BRIEF: Go through the listing and copy each line with the string "Предоставление".

____________________

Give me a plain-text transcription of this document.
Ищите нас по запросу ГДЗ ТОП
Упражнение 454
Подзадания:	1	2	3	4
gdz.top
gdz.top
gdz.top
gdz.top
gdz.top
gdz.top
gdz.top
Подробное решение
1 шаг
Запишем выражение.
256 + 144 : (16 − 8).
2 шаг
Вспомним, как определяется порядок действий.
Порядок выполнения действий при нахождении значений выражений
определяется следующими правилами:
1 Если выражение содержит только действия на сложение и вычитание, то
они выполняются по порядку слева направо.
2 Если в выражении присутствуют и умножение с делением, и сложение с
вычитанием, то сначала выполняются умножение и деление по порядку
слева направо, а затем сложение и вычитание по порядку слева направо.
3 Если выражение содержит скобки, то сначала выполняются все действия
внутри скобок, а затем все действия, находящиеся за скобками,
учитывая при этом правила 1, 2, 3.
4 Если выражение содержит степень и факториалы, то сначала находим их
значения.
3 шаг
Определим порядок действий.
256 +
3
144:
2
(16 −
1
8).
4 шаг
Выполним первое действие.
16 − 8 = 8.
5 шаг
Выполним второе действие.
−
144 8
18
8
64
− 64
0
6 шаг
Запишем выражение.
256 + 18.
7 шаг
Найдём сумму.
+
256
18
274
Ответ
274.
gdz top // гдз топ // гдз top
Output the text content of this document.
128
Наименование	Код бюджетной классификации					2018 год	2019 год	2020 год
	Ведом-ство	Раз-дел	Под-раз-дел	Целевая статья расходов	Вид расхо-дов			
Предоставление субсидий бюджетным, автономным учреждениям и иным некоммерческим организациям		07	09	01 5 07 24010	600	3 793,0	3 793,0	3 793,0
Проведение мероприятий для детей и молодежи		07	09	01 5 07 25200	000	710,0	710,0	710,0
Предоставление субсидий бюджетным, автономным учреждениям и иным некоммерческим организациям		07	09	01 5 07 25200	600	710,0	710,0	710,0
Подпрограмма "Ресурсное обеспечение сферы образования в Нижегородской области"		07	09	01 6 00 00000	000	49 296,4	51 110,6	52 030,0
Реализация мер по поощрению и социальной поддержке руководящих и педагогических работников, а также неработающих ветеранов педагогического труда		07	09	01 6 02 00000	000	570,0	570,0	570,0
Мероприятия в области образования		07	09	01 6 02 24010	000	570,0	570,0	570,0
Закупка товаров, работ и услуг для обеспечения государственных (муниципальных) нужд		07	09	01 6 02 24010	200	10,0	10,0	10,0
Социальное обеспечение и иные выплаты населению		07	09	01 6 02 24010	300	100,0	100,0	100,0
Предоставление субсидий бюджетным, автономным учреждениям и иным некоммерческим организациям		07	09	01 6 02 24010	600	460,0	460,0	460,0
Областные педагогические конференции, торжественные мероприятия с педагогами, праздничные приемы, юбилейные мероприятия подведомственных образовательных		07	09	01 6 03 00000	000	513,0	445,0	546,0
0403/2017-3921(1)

____________________

SOLUTION BELOW:
Предоставление субсидий бюджетным, автономным учреждениям и иным некоммерческим организациям		07	09	01 5 07 24010	600	3 793,0	3 793,0	3 793,0
Предоставление субсидий бюджетным, автономным учреждениям и иным некоммерческим организациям		07	09	01 5 07 25200	600	710,0	710,0	710,0
Предоставление субсидий бюджетным, автономным учреждениям и иным некоммерческим организациям		07	09	01 6 02 24010	600	460,0	460,0	460,0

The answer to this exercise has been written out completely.